▶ [Task description] Make an exact copy of the listing below.

[Data items]
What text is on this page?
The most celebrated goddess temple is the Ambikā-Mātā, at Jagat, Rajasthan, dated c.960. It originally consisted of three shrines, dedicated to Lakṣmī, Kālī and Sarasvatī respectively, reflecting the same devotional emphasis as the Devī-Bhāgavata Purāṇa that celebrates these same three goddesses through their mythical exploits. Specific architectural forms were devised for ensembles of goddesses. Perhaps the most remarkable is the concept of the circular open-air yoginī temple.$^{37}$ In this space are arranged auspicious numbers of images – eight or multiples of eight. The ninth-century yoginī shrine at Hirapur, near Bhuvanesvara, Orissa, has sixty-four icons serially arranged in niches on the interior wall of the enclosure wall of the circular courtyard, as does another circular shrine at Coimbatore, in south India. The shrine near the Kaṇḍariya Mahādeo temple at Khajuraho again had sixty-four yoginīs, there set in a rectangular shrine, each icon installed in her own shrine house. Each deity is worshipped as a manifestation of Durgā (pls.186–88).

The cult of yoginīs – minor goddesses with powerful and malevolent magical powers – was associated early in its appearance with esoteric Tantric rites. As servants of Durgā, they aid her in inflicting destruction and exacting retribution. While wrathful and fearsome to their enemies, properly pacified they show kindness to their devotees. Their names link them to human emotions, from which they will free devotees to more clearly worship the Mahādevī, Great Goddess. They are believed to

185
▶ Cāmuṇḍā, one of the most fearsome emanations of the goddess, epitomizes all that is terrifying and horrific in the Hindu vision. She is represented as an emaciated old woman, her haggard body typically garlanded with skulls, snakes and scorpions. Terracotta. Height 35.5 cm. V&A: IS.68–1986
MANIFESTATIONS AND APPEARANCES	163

▶ [Reply to the task]
What text is on this page?
The most celebrated goddess temple is the Ambikā-Mātā, at Jagat, Rajasthan, dated c.960. It originally consisted of three shrines, dedicated to Lakṣmī, Kālī and Sarasvatī respectively, reflecting the same devotional emphasis as the Devī-Bhāgavata Purāṇa that celebrates these same three goddesses through their mythical exploits. Specific architectural forms were devised for ensembles of goddesses. Perhaps the most remarkable is the concept of the circular open-air yoginī temple.$^{37}$ In this space are arranged auspicious numbers of images – eight or multiples of eight. The ninth-century yoginī shrine at Hirapur, near Bhuvanesvara, Orissa, has sixty-four icons serially arranged in niches on the interior wall of the enclosure wall of the circular courtyard, as does another circular shrine at Coimbatore, in south India. The shrine near the Kaṇḍariya Mahādeo temple at Khajuraho again had sixty-four yoginīs, there set in a rectangular shrine, each icon installed in her own shrine house. Each deity is worshipped as a manifestation of Durgā (pls.186–88).

The cult of yoginīs – minor goddesses with powerful and malevolent magical powers – was associated early in its appearance with esoteric Tantric rites. As servants of Durgā, they aid her in inflicting destruction and exacting retribution. While wrathful and fearsome to their enemies, properly pacified they show kindness to their devotees. Their names link them to human emotions, from which they will free devotees to more clearly worship the Mahādevī, Great Goddess. They are believed to

185
▶ Cāmuṇḍā, one of the most fearsome emanations of the goddess, epitomizes all that is terrifying and horrific in the Hindu vision. She is represented as an emaciated old woman, her haggard body typically garlanded with skulls, snakes and scorpions. Terracotta. Height 35.5 cm. V&A: IS.68–1986
MANIFESTATIONS AND APPEARANCES	163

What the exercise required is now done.